## YOUR GOAL
Output all lines exactly, with nothing added or dropped.

(Dataset records)

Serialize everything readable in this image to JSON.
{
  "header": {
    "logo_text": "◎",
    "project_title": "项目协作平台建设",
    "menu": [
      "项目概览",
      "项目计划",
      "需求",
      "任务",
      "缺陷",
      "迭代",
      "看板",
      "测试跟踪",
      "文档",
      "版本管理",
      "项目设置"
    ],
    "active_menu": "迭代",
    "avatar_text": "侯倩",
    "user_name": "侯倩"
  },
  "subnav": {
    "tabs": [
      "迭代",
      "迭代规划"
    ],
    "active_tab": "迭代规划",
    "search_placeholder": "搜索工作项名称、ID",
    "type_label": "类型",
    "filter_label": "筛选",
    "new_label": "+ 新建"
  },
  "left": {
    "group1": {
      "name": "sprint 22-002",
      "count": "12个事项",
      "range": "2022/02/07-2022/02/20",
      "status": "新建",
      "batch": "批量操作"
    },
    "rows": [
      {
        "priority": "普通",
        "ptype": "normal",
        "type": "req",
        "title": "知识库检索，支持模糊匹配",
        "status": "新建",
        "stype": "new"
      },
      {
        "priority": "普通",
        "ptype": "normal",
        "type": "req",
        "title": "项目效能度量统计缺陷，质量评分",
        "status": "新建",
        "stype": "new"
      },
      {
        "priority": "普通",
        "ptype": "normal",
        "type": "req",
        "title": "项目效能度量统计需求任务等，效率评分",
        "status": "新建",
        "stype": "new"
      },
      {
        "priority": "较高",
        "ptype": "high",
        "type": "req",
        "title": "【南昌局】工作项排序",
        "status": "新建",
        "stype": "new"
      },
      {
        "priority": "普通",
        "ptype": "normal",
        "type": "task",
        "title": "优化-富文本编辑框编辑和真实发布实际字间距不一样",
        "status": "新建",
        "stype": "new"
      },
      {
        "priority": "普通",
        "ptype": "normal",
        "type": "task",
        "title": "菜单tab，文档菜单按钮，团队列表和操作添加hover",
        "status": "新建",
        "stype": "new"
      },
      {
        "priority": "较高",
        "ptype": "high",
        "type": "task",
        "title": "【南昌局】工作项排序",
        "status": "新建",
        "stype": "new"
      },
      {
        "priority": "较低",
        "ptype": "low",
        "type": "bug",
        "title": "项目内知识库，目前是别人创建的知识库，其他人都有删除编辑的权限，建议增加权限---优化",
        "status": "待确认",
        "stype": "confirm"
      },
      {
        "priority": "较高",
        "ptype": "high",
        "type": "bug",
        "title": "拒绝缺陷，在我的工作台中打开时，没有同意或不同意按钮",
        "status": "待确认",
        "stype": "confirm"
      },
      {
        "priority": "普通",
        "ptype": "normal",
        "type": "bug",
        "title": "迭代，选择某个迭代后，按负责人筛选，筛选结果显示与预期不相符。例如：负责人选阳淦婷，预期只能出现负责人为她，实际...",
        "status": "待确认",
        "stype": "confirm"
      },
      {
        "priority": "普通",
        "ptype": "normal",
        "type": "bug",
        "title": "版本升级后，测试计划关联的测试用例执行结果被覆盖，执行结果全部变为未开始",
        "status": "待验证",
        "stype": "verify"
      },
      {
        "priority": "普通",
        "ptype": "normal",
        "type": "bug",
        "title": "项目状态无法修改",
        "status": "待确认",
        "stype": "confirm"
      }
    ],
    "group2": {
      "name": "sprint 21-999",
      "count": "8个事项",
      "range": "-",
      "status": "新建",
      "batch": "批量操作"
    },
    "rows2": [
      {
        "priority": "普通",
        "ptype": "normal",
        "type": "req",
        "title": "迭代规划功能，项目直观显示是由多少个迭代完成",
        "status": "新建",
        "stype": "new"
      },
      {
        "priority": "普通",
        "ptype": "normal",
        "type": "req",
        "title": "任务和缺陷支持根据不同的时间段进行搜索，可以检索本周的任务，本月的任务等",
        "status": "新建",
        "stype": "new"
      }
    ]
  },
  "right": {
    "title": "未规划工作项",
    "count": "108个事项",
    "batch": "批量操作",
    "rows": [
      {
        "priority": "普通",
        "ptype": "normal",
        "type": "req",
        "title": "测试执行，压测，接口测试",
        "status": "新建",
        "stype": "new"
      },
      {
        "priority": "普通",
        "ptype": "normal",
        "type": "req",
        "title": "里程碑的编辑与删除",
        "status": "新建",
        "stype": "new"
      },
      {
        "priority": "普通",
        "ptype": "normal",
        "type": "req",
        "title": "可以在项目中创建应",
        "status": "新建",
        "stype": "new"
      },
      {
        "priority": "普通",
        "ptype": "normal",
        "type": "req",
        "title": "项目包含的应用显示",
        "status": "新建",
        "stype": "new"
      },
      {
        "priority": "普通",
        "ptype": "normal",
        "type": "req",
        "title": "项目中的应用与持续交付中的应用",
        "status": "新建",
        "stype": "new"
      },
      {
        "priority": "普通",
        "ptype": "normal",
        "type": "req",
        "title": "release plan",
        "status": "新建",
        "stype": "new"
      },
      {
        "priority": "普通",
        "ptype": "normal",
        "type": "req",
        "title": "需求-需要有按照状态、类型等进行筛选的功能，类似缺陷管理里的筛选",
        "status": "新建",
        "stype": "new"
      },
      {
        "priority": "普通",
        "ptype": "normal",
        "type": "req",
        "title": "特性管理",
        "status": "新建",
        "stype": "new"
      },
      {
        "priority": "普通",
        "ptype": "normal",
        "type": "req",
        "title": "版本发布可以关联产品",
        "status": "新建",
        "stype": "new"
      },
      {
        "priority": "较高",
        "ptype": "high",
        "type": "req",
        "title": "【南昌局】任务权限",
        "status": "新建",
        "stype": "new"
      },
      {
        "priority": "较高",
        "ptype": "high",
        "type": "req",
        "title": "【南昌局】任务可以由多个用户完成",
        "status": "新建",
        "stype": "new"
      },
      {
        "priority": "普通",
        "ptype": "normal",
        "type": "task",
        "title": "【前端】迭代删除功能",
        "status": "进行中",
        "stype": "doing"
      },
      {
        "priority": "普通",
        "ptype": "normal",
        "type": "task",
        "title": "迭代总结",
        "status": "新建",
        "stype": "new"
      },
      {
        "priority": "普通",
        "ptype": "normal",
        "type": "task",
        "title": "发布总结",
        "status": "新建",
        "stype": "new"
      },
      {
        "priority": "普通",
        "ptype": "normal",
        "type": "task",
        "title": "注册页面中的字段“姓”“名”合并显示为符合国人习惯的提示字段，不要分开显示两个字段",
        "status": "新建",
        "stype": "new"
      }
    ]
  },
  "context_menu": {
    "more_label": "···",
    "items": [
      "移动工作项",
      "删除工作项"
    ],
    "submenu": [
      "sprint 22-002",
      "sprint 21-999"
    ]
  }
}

## RESPONSE
Serialize everything readable in this image to JSON.
{
  "header": {
    "logo_text": "◎",
    "project_title": "项目协作平台建设",
    "menu": [
      "项目概览",
      "项目计划",
      "需求",
      "任务",
      "缺陷",
      "迭代",
      "看板",
      "测试跟踪",
      "文档",
      "版本管理",
      "项目设置"
    ],
    "active_menu": "迭代",
    "avatar_text": "侯倩",
    "user_name": "侯倩"
  },
  "subnav": {
    "tabs": [
      "迭代",
      "迭代规划"
    ],
    "active_tab": "迭代规划",
    "search_placeholder": "搜索工作项名称、ID",
    "type_label": "类型",
    "filter_label": "筛选",
    "new_label": "+ 新建"
  },
  "left": {
    "group1": {
      "name": "sprint 22-002",
      "count": "12个事项",
      "range": "2022/02/07-2022/02/20",
      "status": "新建",
      "batch": "批量操作"
    },
    "rows": [
      {
        "priority": "普通",
        "ptype": "normal",
        "type": "req",
        "title": "知识库检索，支持模糊匹配",
        "status": "新建",
        "stype": "new"
      },
      {
        "priority": "普通",
        "ptype": "normal",
        "type": "req",
        "title": "项目效能度量统计缺陷，质量评分",
        "status": "新建",
        "stype": "new"
      },
      {
        "priority": "普通",
        "ptype": "normal",
        "type": "req",
        "title": "项目效能度量统计需求任务等，效率评分",
        "status": "新建",
        "stype": "new"
      },
      {
        "priority": "较高",
        "ptype": "high",
        "type": "req",
        "title": "【南昌局】工作项排序",
        "status": "新建",
        "stype": "new"
      },
      {
        "priority": "普通",
        "ptype": "normal",
        "type": "task",
        "title": "优化-富文本编辑框编辑和真实发布实际字间距不一样",
        "status": "新建",
        "stype": "new"
      },
      {
        "priority": "普通",
        "ptype": "normal",
        "type": "task",
        "title": "菜单tab，文档菜单按钮，团队列表和操作添加hover",
        "status": "新建",
        "stype": "new"
      },
      {
        "priority": "较高",
        "ptype": "high",
        "type": "task",
        "title": "【南昌局】工作项排序",
        "status": "新建",
        "stype": "new"
      },
      {
        "priority": "较低",
        "ptype": "low",
        "type": "bug",
        "title": "项目内知识库，目前是别人创建的知识库，其他人都有删除编辑的权限，建议增加权限---优化",
        "status": "待确认",
        "stype": "confirm"
      },
      {
        "priority": "较高",
        "ptype": "high",
        "type": "bug",
        "title": "拒绝缺陷，在我的工作台中打开时，没有同意或不同意按钮",
        "status": "待确认",
        "stype": "confirm"
      },
      {
        "priority": "普通",
        "ptype": "normal",
        "type": "bug",
        "title": "迭代，选择某个迭代后，按负责人筛选，筛选结果显示与预期不相符。例如：负责人选阳淦婷，预期只能出现负责人为她，实际...",
        "status": "待确认",
        "stype": "confirm"
      },
      {
        "priority": "普通",
        "ptype": "normal",
        "type": "bug",
        "title": "版本升级后，测试计划关联的测试用例执行结果被覆盖，执行结果全部变为未开始",
        "status": "待验证",
        "stype": "verify"
      },
      {
        "priority": "普通",
        "ptype": "normal",
        "type": "bug",
        "title": "项目状态无法修改",
        "status": "待确认",
        "stype": "confirm"
      }
    ],
    "group2": {
      "name": "sprint 21-999",
      "count": "8个事项",
      "range": "-",
      "status": "新建",
      "batch": "批量操作"
    },
    "rows2": [
      {
        "priority": "普通",
        "ptype": "normal",
        "type": "req",
        "title": "迭代规划功能，项目直观显示是由多少个迭代完成",
        "status": "新建",
        "stype": "new"
      },
      {
        "priority": "普通",
        "ptype": "normal",
        "type": "req",
        "title": "任务和缺陷支持根据不同的时间段进行搜索，可以检索本周的任务，本月的任务等",
        "status": "新建",
        "stype": "new"
      }
    ]
  },
  "right": {
    "title": "未规划工作项",
    "count": "108个事项",
    "batch": "批量操作",
    "rows": [
      {
        "priority": "普通",
        "ptype": "normal",
        "type": "req",
        "title": "测试执行，压测，接口测试",
        "status": "新建",
        "stype": "new"
      },
      {
        "priority": "普通",
        "ptype": "normal",
        "type": "req",
        "title": "里程碑的编辑与删除",
        "status": "新建",
        "stype": "new"
      },
      {
        "priority": "普通",
        "ptype": "normal",
        "type": "req",
        "title": "可以在项目中创建应",
        "status": "新建",
        "stype": "new"
      },
      {
        "priority": "普通",
        "ptype": "normal",
        "type": "req",
        "title": "项目包含的应用显示",
        "status": "新建",
        "stype": "new"
      },
      {
        "priority": "普通",
        "ptype": "normal",
        "type": "req",
        "title": "项目中的应用与持续交付中的应用",
        "status": "新建",
        "stype": "new"
      },
      {
        "priority": "普通",
        "ptype": "normal",
        "type": "req",
        "title": "release plan",
        "status": "新建",
        "stype": "new"
      },
      {
        "priority": "普通",
        "ptype": "normal",
        "type": "req",
        "title": "需求-需要有按照状态、类型等进行筛选的功能，类似缺陷管理里的筛选",
        "status": "新建",
        "stype": "new"
      },
      {
        "priority": "普通",
        "ptype": "normal",
        "type": "req",
        "title": "特性管理",
        "status": "新建",
        "stype": "new"
      },
      {
        "priority": "普通",
        "ptype": "normal",
        "type": "req",
        "title": "版本发布可以关联产品",
        "status": "新建",
        "stype": "new"
      },
      {
        "priority": "较高",
        "ptype": "high",
        "type": "req",
        "title": "【南昌局】任务权限",
        "status": "新建",
        "stype": "new"
      },
      {
        "priority": "较高",
        "ptype": "high",
        "type": "req",
        "title": "【南昌局】任务可以由多个用户完成",
        "status": "新建",
        "stype": "new"
      },
      {
        "priority": "普通",
        "ptype": "normal",
        "type": "task",
        "title": "【前端】迭代删除功能",
        "status": "进行中",
        "stype": "doing"
      },
      {
        "priority": "普通",
        "ptype": "normal",
        "type": "task",
        "title": "迭代总结",
        "status": "新建",
        "stype": "new"
      },
      {
        "priority": "普通",
        "ptype": "normal",
        "type": "task",
        "title": "发布总结",
        "status": "新建",
        "stype": "new"
      },
      {
        "priority": "普通",
        "ptype": "normal",
        "type": "task",
        "title": "注册页面中的字段“姓”“名”合并显示为符合国人习惯的提示字段，不要分开显示两个字段",
        "status": "新建",
        "stype": "new"
      }
    ]
  },
  "context_menu": {
    "more_label": "···",
    "items": [
      "移动工作项",
      "删除工作项"
    ],
    "submenu": [
      "sprint 22-002",
      "sprint 21-999"
    ]
  }
}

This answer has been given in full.